§ **EXERCISE OBJECTIVE**
Extract the whole listing as it stands. Do not include the pictures.

§ **DATA IN THIS EXERCISE**
Begin
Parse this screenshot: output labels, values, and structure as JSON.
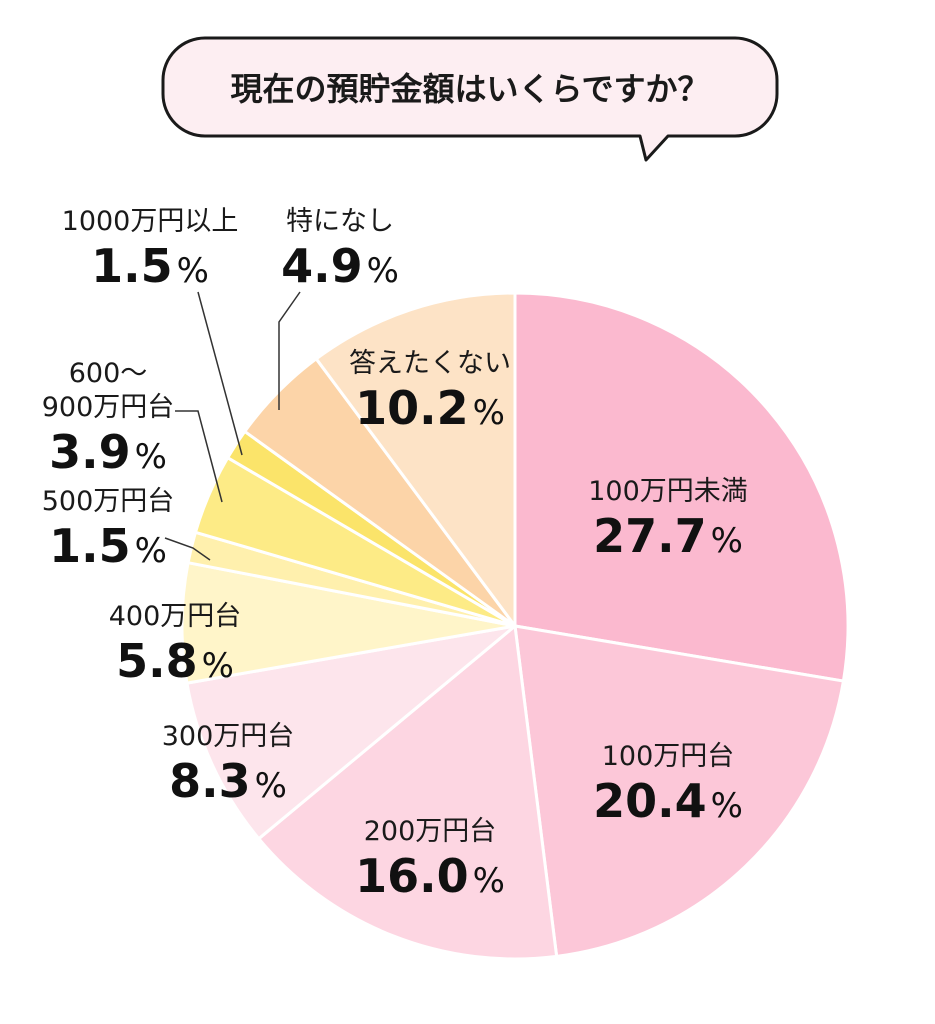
{
  "chart_data": {
    "type": "pie",
    "title": "現在の預貯金額はいくらですか？",
    "unit": "%",
    "slices": [
      {
        "label": "100万円未満",
        "value": 27.7,
        "color": "#fbb9cf"
      },
      {
        "label": "100万円台",
        "value": 20.4,
        "color": "#fcc7d8"
      },
      {
        "label": "200万円台",
        "value": 16.0,
        "color": "#fdd6e2"
      },
      {
        "label": "300万円台",
        "value": 8.3,
        "color": "#fde5ec"
      },
      {
        "label": "400万円台",
        "value": 5.8,
        "color": "#fff5c9"
      },
      {
        "label": "500万円台",
        "value": 1.5,
        "color": "#fff0ad"
      },
      {
        "label": "600～900万円台",
        "value": 3.9,
        "color": "#fdeb86"
      },
      {
        "label": "1000万円以上",
        "value": 1.5,
        "color": "#fbe46a"
      },
      {
        "label": "特になし",
        "value": 4.9,
        "color": "#fcd4a8"
      },
      {
        "label": "答えたくない",
        "value": 10.2,
        "color": "#fde3c6"
      }
    ],
    "value_labels": [
      "27.7",
      "20.4",
      "16.0",
      "8.3",
      "5.8",
      "1.5",
      "3.9",
      "1.5",
      "4.9",
      "10.2"
    ],
    "pct_sign": "%",
    "name_lines": {
      "600～900万円台": [
        "600～",
        "900万円台"
      ]
    },
    "colors": {
      "bubble_fill": "#fdeef2",
      "bubble_stroke": "#1a1a1a",
      "slice_border": "#ffffff",
      "leader": "#333333"
    }
  }
}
End
§ **RESPONSE**
Parse this screenshot: output labels, values, and structure as JSON.
{
  "chart_data": {
    "type": "pie",
    "title": "現在の預貯金額はいくらですか？",
    "unit": "%",
    "slices": [
      {
        "label": "100万円未満",
        "value": 27.7,
        "color": "#fbb9cf"
      },
      {
        "label": "100万円台",
        "value": 20.4,
        "color": "#fcc7d8"
      },
      {
        "label": "200万円台",
        "value": 16.0,
        "color": "#fdd6e2"
      },
      {
        "label": "300万円台",
        "value": 8.3,
        "color": "#fde5ec"
      },
      {
        "label": "400万円台",
        "value": 5.8,
        "color": "#fff5c9"
      },
      {
        "label": "500万円台",
        "value": 1.5,
        "color": "#fff0ad"
      },
      {
        "label": "600～900万円台",
        "value": 3.9,
        "color": "#fdeb86"
      },
      {
        "label": "1000万円以上",
        "value": 1.5,
        "color": "#fbe46a"
      },
      {
        "label": "特になし",
        "value": 4.9,
        "color": "#fcd4a8"
      },
      {
        "label": "答えたくない",
        "value": 10.2,
        "color": "#fde3c6"
      }
    ],
    "value_labels": [
      "27.7",
      "20.4",
      "16.0",
      "8.3",
      "5.8",
      "1.5",
      "3.9",
      "1.5",
      "4.9",
      "10.2"
    ],
    "pct_sign": "%",
    "name_lines": {
      "600～900万円台": [
        "600～",
        "900万円台"
      ]
    },
    "colors": {
      "bubble_fill": "#fdeef2",
      "bubble_stroke": "#1a1a1a",
      "slice_border": "#ffffff",
      "leader": "#333333"
    }
  }
}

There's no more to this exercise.